## Directions
Copy out all lines that carry the word "title".

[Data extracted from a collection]
※

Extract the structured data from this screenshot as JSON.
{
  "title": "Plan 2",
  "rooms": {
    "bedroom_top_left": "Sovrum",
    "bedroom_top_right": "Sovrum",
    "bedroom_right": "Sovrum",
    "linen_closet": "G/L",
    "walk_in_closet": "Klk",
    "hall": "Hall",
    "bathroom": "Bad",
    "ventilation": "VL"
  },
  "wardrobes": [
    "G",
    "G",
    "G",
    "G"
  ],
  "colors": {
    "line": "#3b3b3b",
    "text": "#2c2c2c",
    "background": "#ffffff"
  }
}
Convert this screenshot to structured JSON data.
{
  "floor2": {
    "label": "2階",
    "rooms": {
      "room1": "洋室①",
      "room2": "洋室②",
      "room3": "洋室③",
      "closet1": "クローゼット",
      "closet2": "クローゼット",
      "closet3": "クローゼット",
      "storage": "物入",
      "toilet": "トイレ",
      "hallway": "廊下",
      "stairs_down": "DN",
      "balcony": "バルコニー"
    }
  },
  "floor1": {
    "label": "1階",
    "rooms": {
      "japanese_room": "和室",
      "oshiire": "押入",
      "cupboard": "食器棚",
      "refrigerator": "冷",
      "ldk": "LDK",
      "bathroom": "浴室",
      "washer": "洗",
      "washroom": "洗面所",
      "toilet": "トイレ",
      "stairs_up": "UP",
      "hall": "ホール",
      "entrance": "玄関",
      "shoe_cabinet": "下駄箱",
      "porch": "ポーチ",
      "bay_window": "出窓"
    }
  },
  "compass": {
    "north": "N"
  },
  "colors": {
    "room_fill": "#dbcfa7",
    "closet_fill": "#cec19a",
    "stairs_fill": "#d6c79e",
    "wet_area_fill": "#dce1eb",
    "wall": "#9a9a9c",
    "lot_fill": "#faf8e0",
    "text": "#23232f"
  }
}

※

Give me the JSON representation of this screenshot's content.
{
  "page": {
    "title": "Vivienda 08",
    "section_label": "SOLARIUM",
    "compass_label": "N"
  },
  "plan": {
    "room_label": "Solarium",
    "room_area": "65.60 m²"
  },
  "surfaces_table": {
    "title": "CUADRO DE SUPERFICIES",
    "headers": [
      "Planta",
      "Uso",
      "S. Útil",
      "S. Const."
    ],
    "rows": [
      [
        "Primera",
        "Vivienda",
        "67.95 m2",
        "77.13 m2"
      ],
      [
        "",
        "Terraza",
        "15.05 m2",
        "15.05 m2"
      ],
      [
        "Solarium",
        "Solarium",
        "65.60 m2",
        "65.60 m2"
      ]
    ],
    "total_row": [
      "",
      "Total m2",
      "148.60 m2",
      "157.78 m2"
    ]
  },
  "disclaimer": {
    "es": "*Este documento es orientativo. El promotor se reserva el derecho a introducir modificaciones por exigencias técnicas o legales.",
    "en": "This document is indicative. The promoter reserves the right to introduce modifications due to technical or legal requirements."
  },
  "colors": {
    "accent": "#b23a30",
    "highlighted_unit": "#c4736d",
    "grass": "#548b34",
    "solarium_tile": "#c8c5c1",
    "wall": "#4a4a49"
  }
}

※

## Full solution
  "title": "Plan 2",
    "title": "Vivienda 08",
    "title": "CUADRO DE SUPERFICIES",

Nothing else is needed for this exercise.